_Task set_
(1) Duplicate the part of the beef stew recipe starting at "- In the same" and ending at "to combine flavors.".
(2) According to the beef stew recipe, how long should the beef simmer covered on low after the broth and bay leaves are added?

Description
A rich and flavorful beef stew with sofrito and vegetables.
Ingredients
Scale
- 2 tablespoons olive oil
- 2 pounds beef chuck roast, cut into chunks
- 1 tablespoon adobo seasoning
- 1 cup sofrito
- 1 packet sazón with achiote
- 1 cup tomato sauce
- 4 cups beef broth
- 2 bay leaves
- 3 medium carrots, peeled and sliced
- 3 medium potatoes, peeled and chopped
- 1/2 cup green olives
Instructions
- Heat olive oil in a large pot over medium-high heat. Season beef with adobo and brown in batches until golden. Remove and set aside.
- In the same pot, add sofrito and sauté for 3 to 4 minutes until fragrant.
- Stir in the sazón and tomato sauce and cook for 2 minutes to combine flavors.
- Return beef to the pot and pour in the beef broth to cover. Add bay leaves. Bring to a simmer, then cover and cook on low for 1 hour.
- Add carrots, potatoes, and olives to the pot. Simmer uncovered for another 30 to 40 minutes, until vegetables are tender and broth has slightly thickened.

_Supplied records_
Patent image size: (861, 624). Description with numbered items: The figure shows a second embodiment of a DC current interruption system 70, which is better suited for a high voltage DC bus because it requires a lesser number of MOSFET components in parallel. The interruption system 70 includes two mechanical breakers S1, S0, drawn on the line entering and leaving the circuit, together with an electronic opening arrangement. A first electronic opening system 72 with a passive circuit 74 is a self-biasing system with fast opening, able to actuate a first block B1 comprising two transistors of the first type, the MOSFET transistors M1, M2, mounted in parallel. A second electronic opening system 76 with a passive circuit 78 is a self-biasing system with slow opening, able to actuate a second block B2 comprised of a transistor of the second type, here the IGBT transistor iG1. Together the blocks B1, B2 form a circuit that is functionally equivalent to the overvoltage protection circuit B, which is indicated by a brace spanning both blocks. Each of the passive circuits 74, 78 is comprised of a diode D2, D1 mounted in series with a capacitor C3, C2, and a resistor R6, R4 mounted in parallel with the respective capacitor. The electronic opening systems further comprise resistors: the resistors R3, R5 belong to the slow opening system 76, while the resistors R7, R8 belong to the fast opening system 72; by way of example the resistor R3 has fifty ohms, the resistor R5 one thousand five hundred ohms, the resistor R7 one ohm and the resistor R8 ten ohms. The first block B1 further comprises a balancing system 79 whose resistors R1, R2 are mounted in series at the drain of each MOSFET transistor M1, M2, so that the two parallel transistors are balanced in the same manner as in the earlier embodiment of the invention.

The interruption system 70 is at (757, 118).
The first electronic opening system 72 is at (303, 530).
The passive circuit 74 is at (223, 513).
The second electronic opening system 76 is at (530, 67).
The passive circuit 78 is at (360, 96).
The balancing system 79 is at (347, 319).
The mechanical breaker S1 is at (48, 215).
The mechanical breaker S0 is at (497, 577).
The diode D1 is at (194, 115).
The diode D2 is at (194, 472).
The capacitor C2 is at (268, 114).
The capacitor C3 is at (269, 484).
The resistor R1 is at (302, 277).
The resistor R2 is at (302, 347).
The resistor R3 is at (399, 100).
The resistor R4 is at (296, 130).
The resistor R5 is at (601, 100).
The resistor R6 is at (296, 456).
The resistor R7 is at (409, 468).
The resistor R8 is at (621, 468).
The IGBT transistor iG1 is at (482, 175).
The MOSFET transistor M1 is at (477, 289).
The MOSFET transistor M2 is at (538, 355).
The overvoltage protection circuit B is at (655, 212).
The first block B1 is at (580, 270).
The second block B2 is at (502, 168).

_Solved problems_
(1)
- In the same pot, add sofrito and sauté for 3 to 4 minutes until fragrant.
- Stir in the sazón and tomato sauce and cook for 2 minutes to combine flavors.

(2) 1 hour.